- [Given entries]:
--------------------

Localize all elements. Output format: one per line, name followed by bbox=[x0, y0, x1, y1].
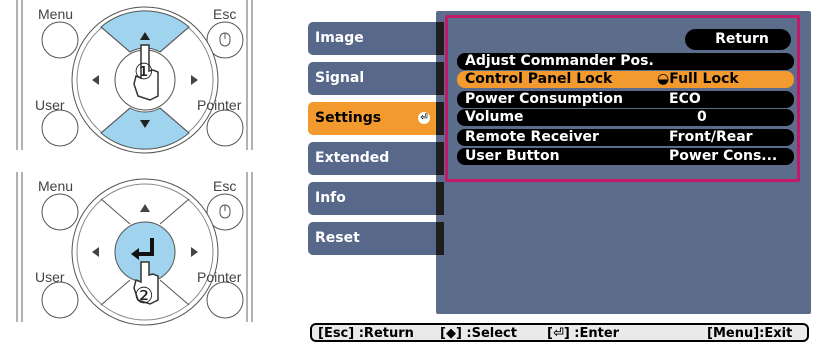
row-value: ◒Full Lock bbox=[657, 71, 739, 87]
menu-row-control-panel-lock[interactable]: Control Panel Lock ◒Full Lock bbox=[457, 71, 794, 88]
esc-label: Esc bbox=[213, 6, 237, 22]
row-value: ECO bbox=[669, 91, 701, 107]
sidebar-item-label: Reset bbox=[315, 230, 360, 246]
menu-row-volume[interactable]: Volume 0 bbox=[457, 109, 794, 126]
step-marker-1: ① bbox=[134, 60, 154, 85]
enter-icon: ⏎ bbox=[418, 112, 430, 124]
menu-row-user-button[interactable]: User Button Power Cons... bbox=[457, 148, 794, 165]
pointer-label: Pointer bbox=[197, 97, 242, 113]
sidebar-item-label: Image bbox=[315, 30, 364, 46]
user-label: User bbox=[35, 269, 65, 285]
status-exit: [Menu]:Exit bbox=[707, 326, 793, 341]
sidebar-item-label: Settings bbox=[315, 110, 382, 126]
row-value: Power Cons... bbox=[669, 148, 778, 164]
status-bar: [Esc] :Return [◆] :Select [⏎] :Enter [Me… bbox=[310, 323, 809, 342]
row-value: 0 bbox=[697, 109, 707, 125]
menu-label: Menu bbox=[38, 6, 74, 22]
row-label: User Button bbox=[465, 148, 560, 164]
row-label: Adjust Commander Pos. bbox=[465, 53, 654, 69]
sidebar-item-label: Info bbox=[315, 190, 346, 206]
remote-illustration-bottom: Menu Esc User Pointer ② bbox=[0, 172, 290, 344]
sidebar-item-label: Signal bbox=[315, 70, 365, 86]
remote-bottom-svg bbox=[16, 172, 253, 326]
menu-sidebar: Image Signal Settings ⏎ Extended Info Re… bbox=[308, 22, 444, 262]
status-enter: [⏎] :Enter bbox=[547, 326, 620, 341]
pointer-button[interactable] bbox=[206, 281, 244, 319]
row-label: Power Consumption bbox=[465, 91, 623, 107]
sidebar-item-settings[interactable]: Settings ⏎ bbox=[308, 102, 444, 135]
step-marker-2: ② bbox=[134, 284, 154, 309]
pointer-button[interactable] bbox=[206, 109, 244, 147]
row-label: Control Panel Lock bbox=[465, 71, 613, 87]
user-label: User bbox=[35, 97, 65, 113]
menu-row-power-consumption[interactable]: Power Consumption ECO bbox=[457, 91, 794, 108]
row-label: Volume bbox=[465, 109, 524, 125]
pointer-label: Pointer bbox=[197, 269, 242, 285]
enter-icon: ◒ bbox=[657, 71, 670, 87]
esc-label: Esc bbox=[213, 178, 237, 194]
user-button[interactable] bbox=[41, 109, 79, 147]
sidebar-item-image[interactable]: Image bbox=[308, 22, 444, 55]
return-button[interactable]: Return bbox=[685, 29, 791, 50]
menu-button[interactable] bbox=[41, 193, 79, 231]
remote-illustration-top: Menu Esc User Pointer ① bbox=[0, 0, 290, 160]
status-return: [Esc] :Return bbox=[318, 326, 414, 341]
sidebar-item-info[interactable]: Info bbox=[308, 182, 444, 215]
sidebar-item-reset[interactable]: Reset bbox=[308, 222, 444, 255]
menu-row-remote-receiver[interactable]: Remote Receiver Front/Rear bbox=[457, 129, 794, 146]
row-label: Remote Receiver bbox=[465, 129, 599, 145]
sidebar-item-signal[interactable]: Signal bbox=[308, 62, 444, 95]
menu-row-adjust-commander[interactable]: Adjust Commander Pos. bbox=[457, 53, 794, 70]
sidebar-item-label: Extended bbox=[315, 150, 390, 166]
menu-label: Menu bbox=[38, 178, 74, 194]
menu-button[interactable] bbox=[41, 21, 79, 59]
user-button[interactable] bbox=[41, 281, 79, 319]
status-select: [◆] :Select bbox=[440, 326, 517, 341]
sidebar-item-extended[interactable]: Extended bbox=[308, 142, 444, 175]
row-value: Front/Rear bbox=[669, 129, 753, 145]
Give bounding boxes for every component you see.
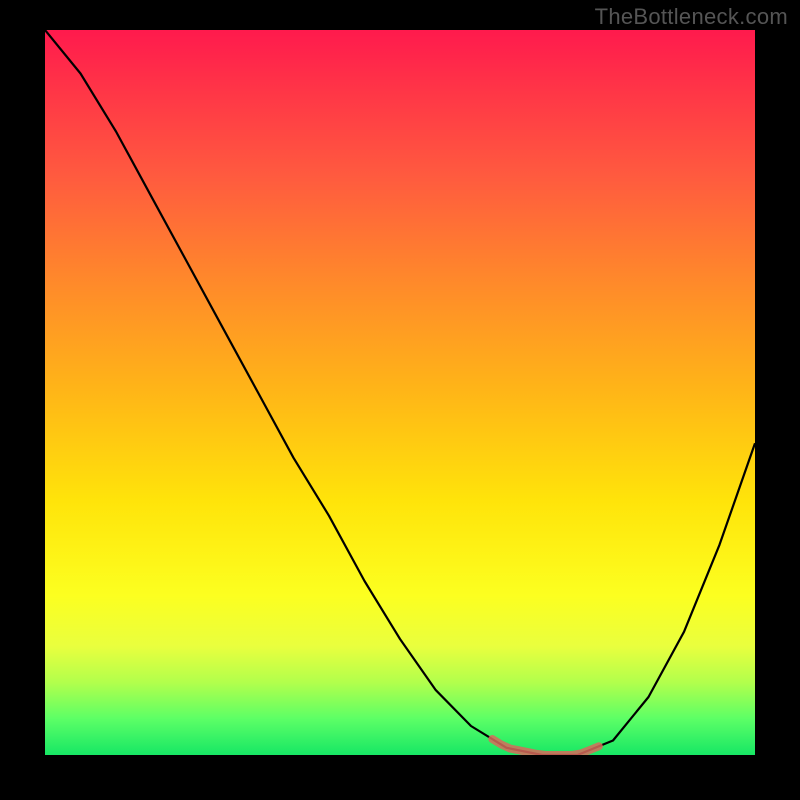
valley-highlight bbox=[492, 739, 599, 755]
chart-frame: TheBottleneck.com bbox=[0, 0, 800, 800]
bottleneck-curve bbox=[45, 30, 755, 755]
curve-layer bbox=[45, 30, 755, 755]
watermark-text: TheBottleneck.com bbox=[595, 4, 788, 30]
plot-area bbox=[45, 30, 755, 755]
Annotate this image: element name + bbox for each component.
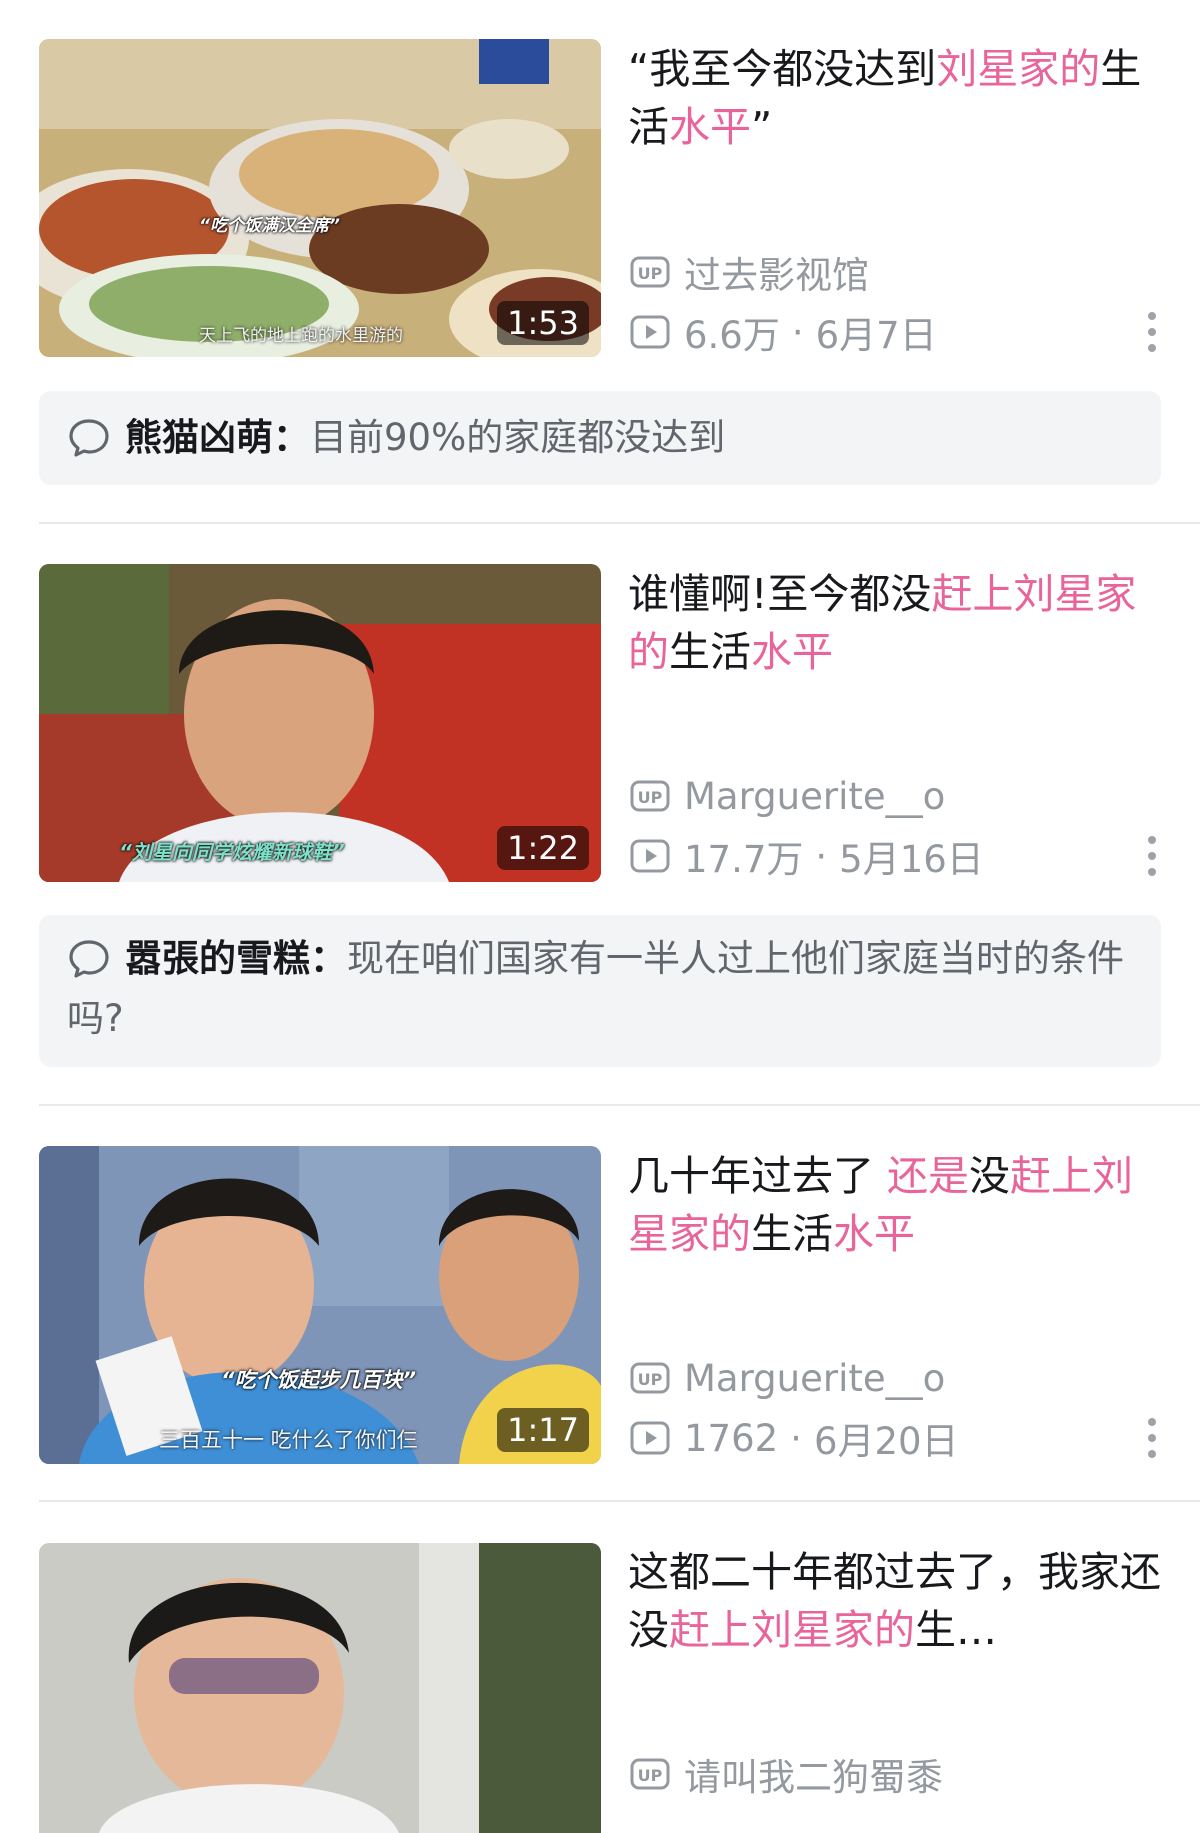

--------------------

- [Exercise details]: Please list, in full, every line of the items above that contains the word "Reset", with case counting.

- [Result of the task]:
sidebar-item-label: Reset bbox=[315, 230, 360, 246]
sidebar-item-reset[interactable]: Reset bbox=[308, 222, 444, 255]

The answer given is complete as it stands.